**WHAT YOU SHOULD DO**
In the entries that follow, how many lines contain the word "사업체명"? Answer with the number only.

**DATA PROVIDED**
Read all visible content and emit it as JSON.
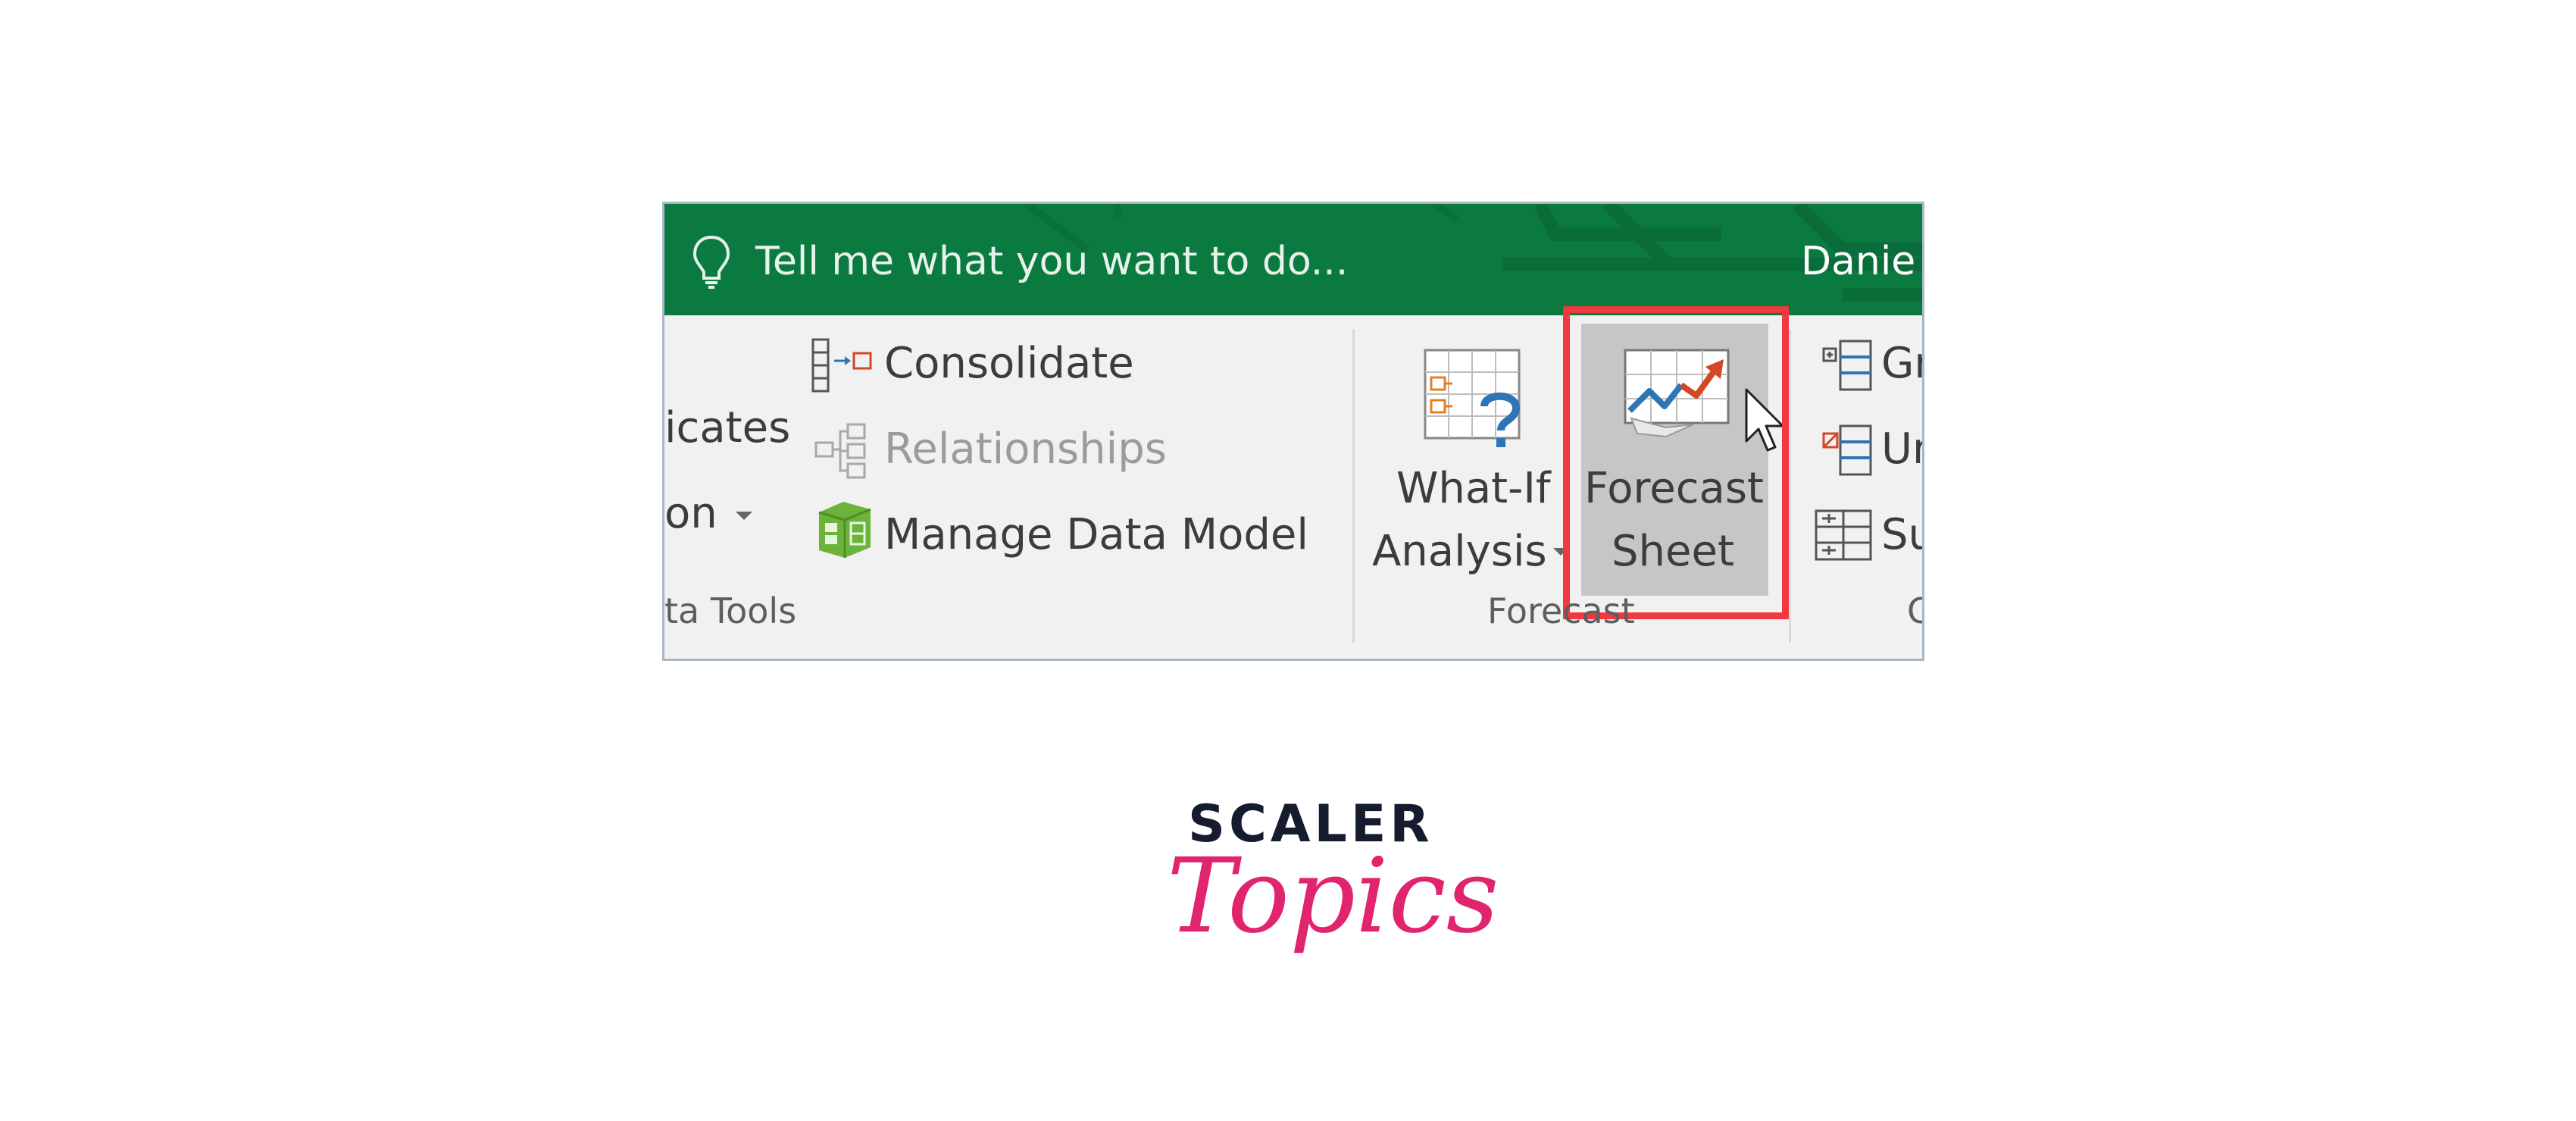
{
  "tell_me": {
    "placeholder": "Tell me what you want to do...",
    "icon": "lightbulb-icon"
  },
  "account": {
    "user_name": "Danie"
  },
  "ribbon": {
    "left_partial": {
      "duplicates": "icates",
      "validation": "on"
    },
    "commands": {
      "consolidate": "Consolidate",
      "relationships": "Relationships",
      "manage_data_model": "Manage Data Model"
    },
    "data_tools_group_label": "ta Tools",
    "what_if": {
      "line1": "What-If",
      "line2": "Analysis"
    },
    "forecast_sheet": {
      "line1": "Forecast",
      "line2": "Sheet"
    },
    "forecast_group_label": "Forecast",
    "outline_partial": {
      "group": "Gr",
      "ungroup": "Ur",
      "subtotal": "Su",
      "group_label": "C"
    }
  },
  "brand": {
    "line1": "SCALER",
    "line2": "Topics"
  },
  "colors": {
    "title_bar": "#0b7a41",
    "ribbon_bg": "#f1f1f1",
    "highlight": "#f0383f",
    "pressed_button": "#c6c6c6",
    "brand_dark": "#141c2e",
    "brand_pink": "#e0246e"
  }
}
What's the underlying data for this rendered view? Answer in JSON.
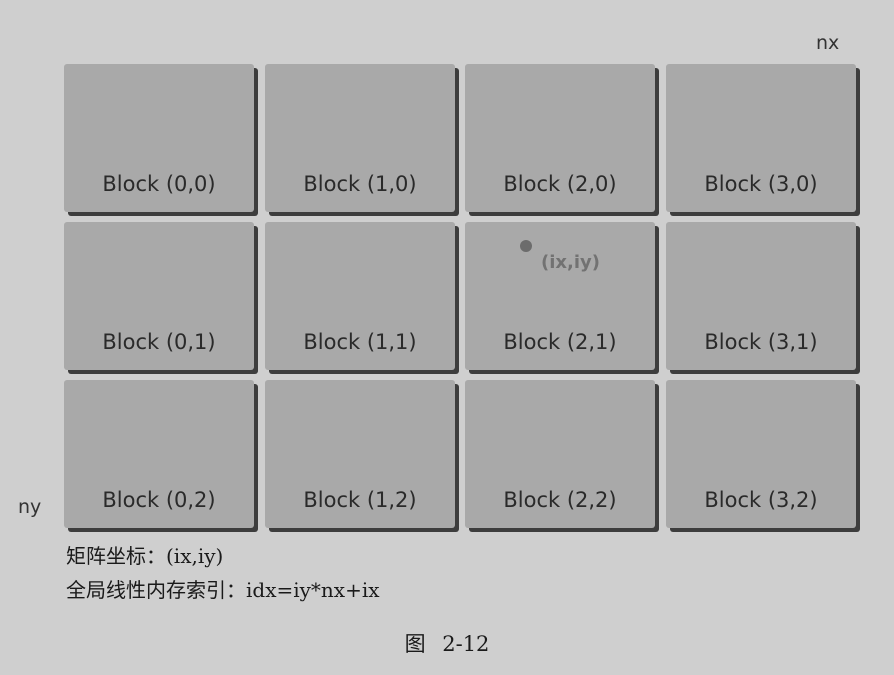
{
  "axes": {
    "x_label": "nx",
    "y_label": "ny"
  },
  "blocks": [
    {
      "label": "Block (0,0)",
      "col": 0,
      "row": 0
    },
    {
      "label": "Block (1,0)",
      "col": 1,
      "row": 0
    },
    {
      "label": "Block (2,0)",
      "col": 2,
      "row": 0
    },
    {
      "label": "Block (3,0)",
      "col": 3,
      "row": 0
    },
    {
      "label": "Block (0,1)",
      "col": 0,
      "row": 1
    },
    {
      "label": "Block (1,1)",
      "col": 1,
      "row": 1
    },
    {
      "label": "Block (2,1)",
      "col": 2,
      "row": 1
    },
    {
      "label": "Block (3,1)",
      "col": 3,
      "row": 1
    },
    {
      "label": "Block (0,2)",
      "col": 0,
      "row": 2
    },
    {
      "label": "Block (1,2)",
      "col": 1,
      "row": 2
    },
    {
      "label": "Block (2,2)",
      "col": 2,
      "row": 2
    },
    {
      "label": "Block (3,2)",
      "col": 3,
      "row": 2
    }
  ],
  "thread_marker": {
    "label": "(ix,iy)",
    "block": "Block (2,1)"
  },
  "captions": {
    "matrix_coordinate": "矩阵坐标：(ix,iy)",
    "global_index": "全局线性内存索引：idx=iy*nx+ix"
  },
  "figure_number": "图 2-12",
  "colors": {
    "background": "#cfcfcf",
    "block_fill": "#a9a9a9",
    "block_shadow": "#3d3d3d",
    "marker": "#6c6c6c"
  }
}
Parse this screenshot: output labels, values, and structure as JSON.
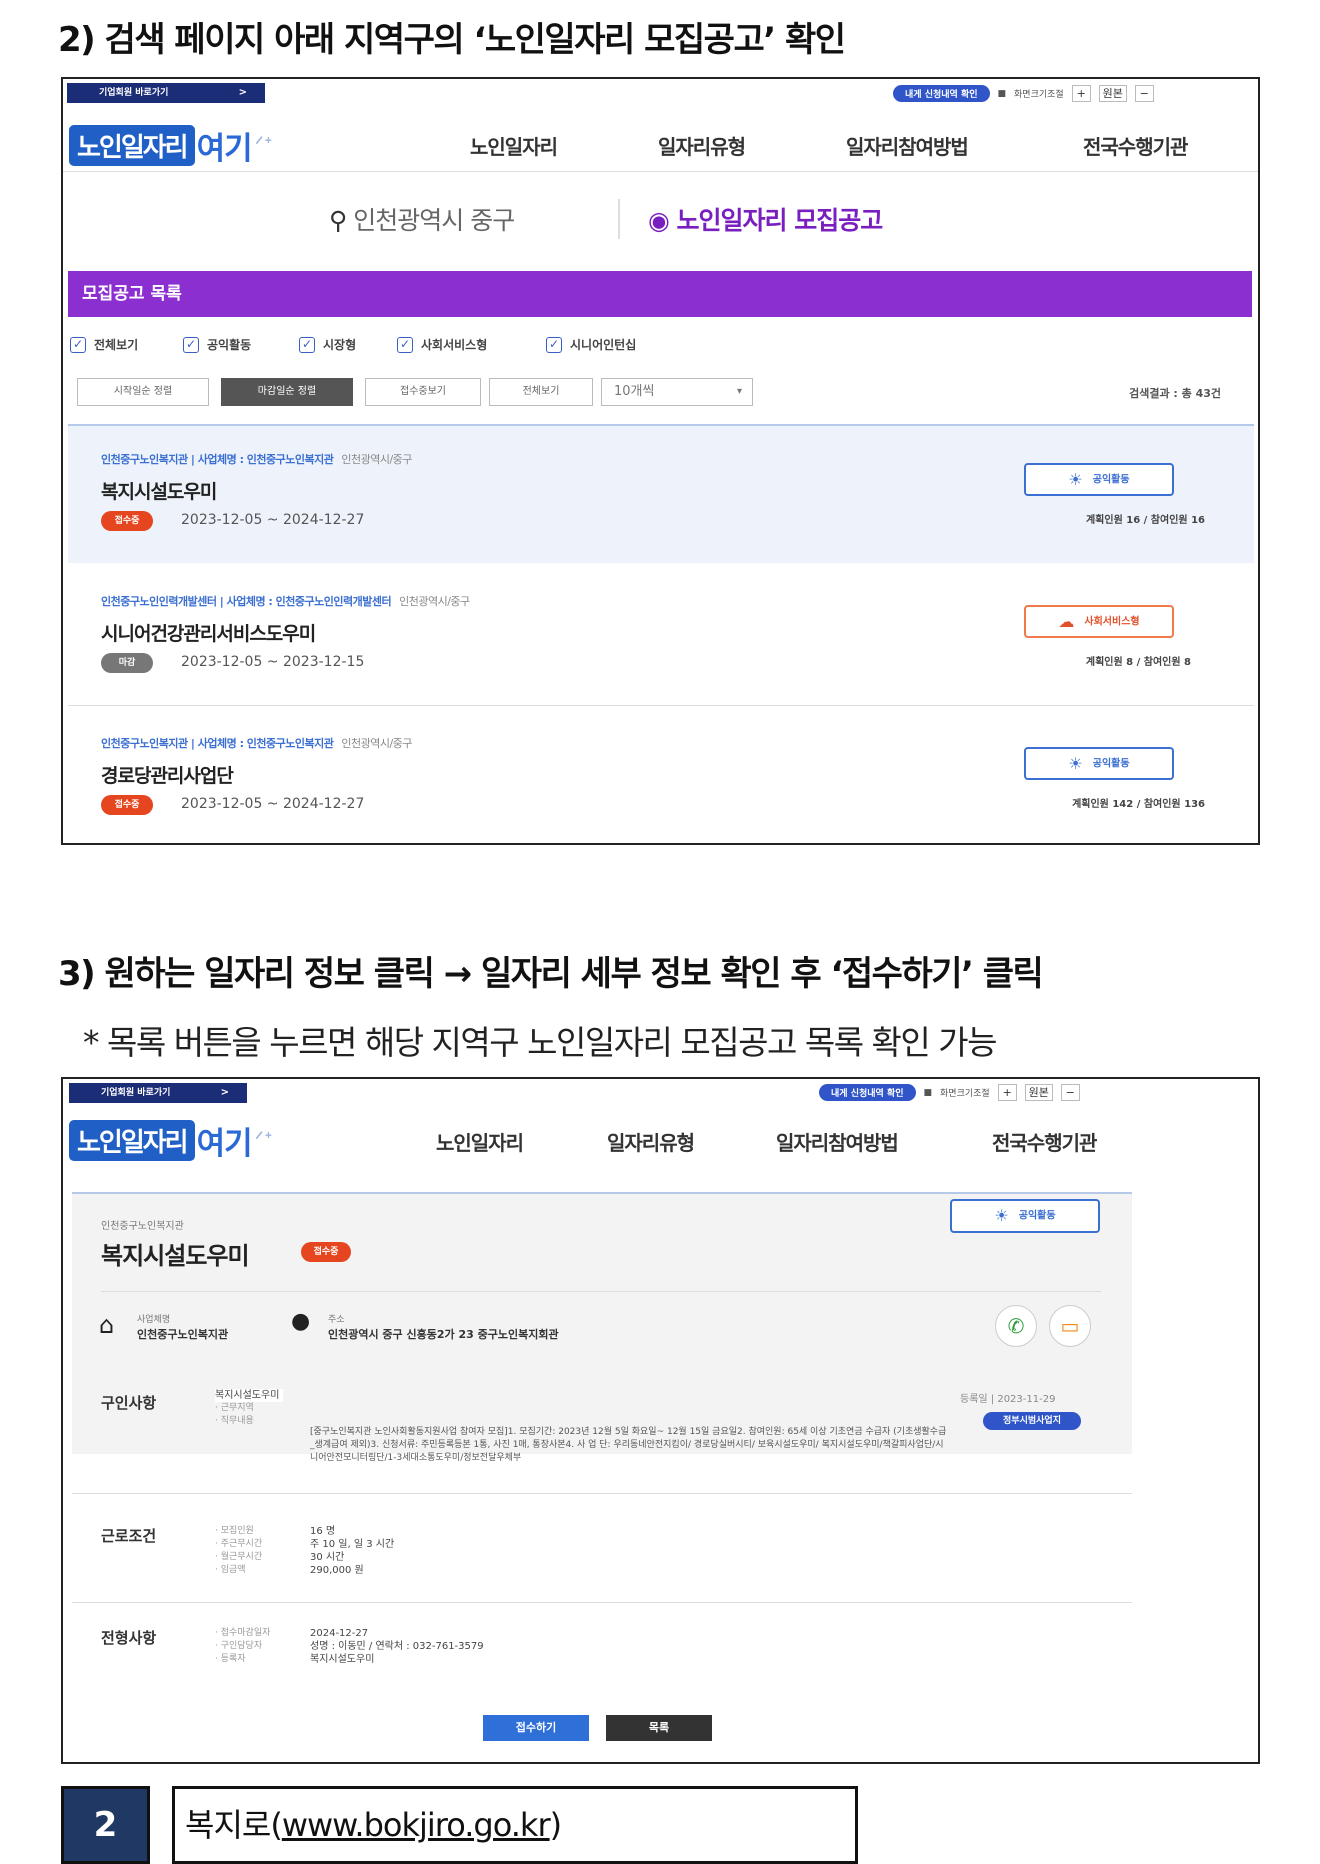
{
  "section2": {
    "heading": "2) 검색 페이지 아래 지역구의 ‘노인일자리 모집공고’ 확인"
  },
  "site": {
    "topbar_button": "기업회원 바로가기",
    "topbar_chevron": ">",
    "util_pill": "내게 신청내역 확인",
    "util_links": "화면크기조절",
    "util_plus": "+",
    "util_reset": "원본",
    "util_minus": "−",
    "logo_main": "노인일자리",
    "logo_sub": "여기",
    "nav": [
      "노인일자리",
      "일자리유형",
      "일자리참여방법",
      "전국수행기관"
    ]
  },
  "listing": {
    "region": "인천광역시 중구",
    "recruit_title": "노인일자리 모집공고",
    "bar_title": "모집공고 목록",
    "checkboxes": [
      "전체보기",
      "공익활동",
      "시장형",
      "사회서비스형",
      "시니어인턴십"
    ],
    "filter_buttons": [
      "시작일순 정렬",
      "마감일순 정렬",
      "접수중보기",
      "전체보기"
    ],
    "page_size": "10개씩",
    "result_count": "검색결과 : 총 43건",
    "items": [
      {
        "meta": "인천중구노인복지관  |  사업체명 : 인천중구노인복지관",
        "meta_region": "인천광역시/중구",
        "title": "복지시설도우미",
        "status": "접수중",
        "dates": "2023-12-05 ~ 2024-12-27",
        "tag": "공익활동",
        "persons": "계획인원 16 / 참여인원 16"
      },
      {
        "meta": "인천중구노인인력개발센터  |  사업체명 : 인천중구노인인력개발센터",
        "meta_region": "인천광역시/중구",
        "title": "시니어건강관리서비스도우미",
        "status": "마감",
        "dates": "2023-12-05 ~ 2023-12-15",
        "tag": "사회서비스형",
        "persons": "계획인원 8 / 참여인원 8"
      },
      {
        "meta": "인천중구노인복지관  |  사업체명 : 인천중구노인복지관",
        "meta_region": "인천광역시/중구",
        "title": "경로당관리사업단",
        "status": "접수중",
        "dates": "2023-12-05 ~ 2024-12-27",
        "tag": "공익활동",
        "persons": "계획인원 142 / 참여인원 136"
      }
    ]
  },
  "section3": {
    "heading": "3) 원하는 일자리 정보 클릭 → 일자리 세부 정보 확인 후 ‘접수하기’ 클릭",
    "note": "* 목록 버튼을 누르면 해당 지역구 노인일자리 모집공고 목록 확인 가능"
  },
  "detail": {
    "org": "인천중구노인복지관",
    "title": "복지시설도우미",
    "status": "접수중",
    "tag": "공익활동",
    "business_label": "사업체명",
    "business_value": "인천중구노인복지관",
    "address_label": "주소",
    "address_value": "인천광역시 중구 신흥동2가 23 중구노인복지회관",
    "registered": "등록일 | 2023-11-29",
    "job_pill": "정부시범사업지",
    "sections": {
      "hiring": {
        "title": "구인사항",
        "labels": "· 직종\n· 근무지역\n· 직무내용",
        "value_first": "복지시설도우미",
        "description": "[중구노인복지관 노인사회활동지원사업 참여자 모집]1. 모집기간: 2023년 12월 5일 화요일~ 12월 15일 금요일2. 참여인원: 65세 이상 기초연금 수급자 (기초생활수급_생계급여 제외)3. 신청서류: 주민등록등본 1통, 사진 1매, 통장사본4. 사 업 단: 우리동네안전지킴이/ 경로당실버시티/ 보육시설도우미/ 복지시설도우미/책갈피사업단/시니어안전모니터링단/1-3세대소통도우미/정보전달우체부"
      },
      "conditions": {
        "title": "근로조건",
        "labels": "· 모집인원\n· 주근무시간\n· 월근무시간\n· 임금액",
        "values": [
          "16 명",
          "주 10 일, 일 3 시간",
          "30 시간",
          "290,000 원"
        ]
      },
      "screening": {
        "title": "전형사항",
        "labels": "· 접수마감일자\n· 구인담당자\n· 등록자",
        "values": [
          "2024-12-27",
          "성명 : 이동민 / 연락처 : 032-761-3579",
          "복지시설도우미"
        ]
      }
    },
    "apply_button": "접수하기",
    "list_button": "목록"
  },
  "footer": {
    "page_number": "2",
    "site_name": "복지로(",
    "site_url": "www.bokjiro.go.kr",
    "site_close": ")"
  },
  "colors": {
    "purple_bar": "#8c2fd1",
    "brand_blue": "#1f5fc6",
    "status_open": "#e6461f",
    "status_closed": "#777777",
    "page_badge": "#1f3864"
  }
}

**FINAL RESULT**
4